— Start Data shown —

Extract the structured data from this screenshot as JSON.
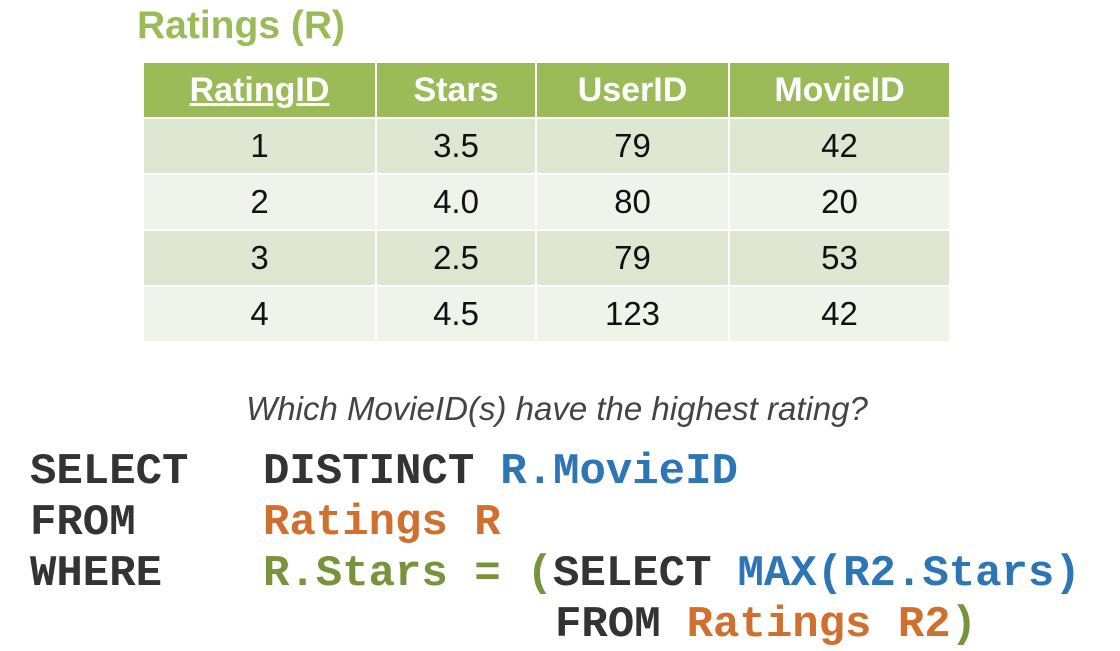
{
  "title": "Ratings (R)",
  "table": {
    "header": [
      "RatingID",
      "Stars",
      "UserID",
      "MovieID"
    ],
    "rows": [
      [
        "1",
        "3.5",
        "79",
        "42"
      ],
      [
        "2",
        "4.0",
        "80",
        "20"
      ],
      [
        "3",
        "2.5",
        "79",
        "53"
      ],
      [
        "4",
        "4.5",
        "123",
        "42"
      ]
    ]
  },
  "question": "Which MovieID(s) have the highest rating?",
  "code": {
    "lines": [
      {
        "parts": [
          {
            "text": "SELECT",
            "color": "#333333"
          },
          {
            "text": "DISTINCT",
            "color": "#333333"
          },
          {
            "text": "R.MovieID",
            "color": "#2e75b6"
          }
        ]
      },
      {
        "parts": [
          {
            "text": "FROM",
            "color": "#333333"
          },
          {
            "text": "Ratings R",
            "color": "#d0702f"
          }
        ]
      },
      {
        "parts": [
          {
            "text": "WHERE",
            "color": "#333333"
          },
          {
            "text": "R.Stars =",
            "color": "#77933c"
          },
          {
            "text": "(",
            "color": "#77933c"
          },
          {
            "text": "SELECT",
            "color": "#333333"
          },
          {
            "text": "MAX(R2.Stars)",
            "color": "#2e75b6"
          }
        ]
      },
      {
        "parts": [
          {
            "text": "FROM",
            "color": "#333333"
          },
          {
            "text": "Ratings R2",
            "color": "#d0702f"
          },
          {
            "text": ")",
            "color": "#77933c"
          }
        ]
      }
    ]
  }
}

— End Data shown —

| What to work on |
Extract the text of all the records above verbatim, excluding pictures.

| Full output |
Extract the structured data from this screenshot as JSON.
{
  "title": "Ratings (R)",
  "table": {
    "header": [
      "RatingID",
      "Stars",
      "UserID",
      "MovieID"
    ],
    "rows": [
      [
        "1",
        "3.5",
        "79",
        "42"
      ],
      [
        "2",
        "4.0",
        "80",
        "20"
      ],
      [
        "3",
        "2.5",
        "79",
        "53"
      ],
      [
        "4",
        "4.5",
        "123",
        "42"
      ]
    ]
  },
  "question": "Which MovieID(s) have the highest rating?",
  "code": {
    "lines": [
      {
        "parts": [
          {
            "text": "SELECT",
            "color": "#333333"
          },
          {
            "text": "DISTINCT",
            "color": "#333333"
          },
          {
            "text": "R.MovieID",
            "color": "#2e75b6"
          }
        ]
      },
      {
        "parts": [
          {
            "text": "FROM",
            "color": "#333333"
          },
          {
            "text": "Ratings R",
            "color": "#d0702f"
          }
        ]
      },
      {
        "parts": [
          {
            "text": "WHERE",
            "color": "#333333"
          },
          {
            "text": "R.Stars =",
            "color": "#77933c"
          },
          {
            "text": "(",
            "color": "#77933c"
          },
          {
            "text": "SELECT",
            "color": "#333333"
          },
          {
            "text": "MAX(R2.Stars)",
            "color": "#2e75b6"
          }
        ]
      },
      {
        "parts": [
          {
            "text": "FROM",
            "color": "#333333"
          },
          {
            "text": "Ratings R2",
            "color": "#d0702f"
          },
          {
            "text": ")",
            "color": "#77933c"
          }
        ]
      }
    ]
  }
}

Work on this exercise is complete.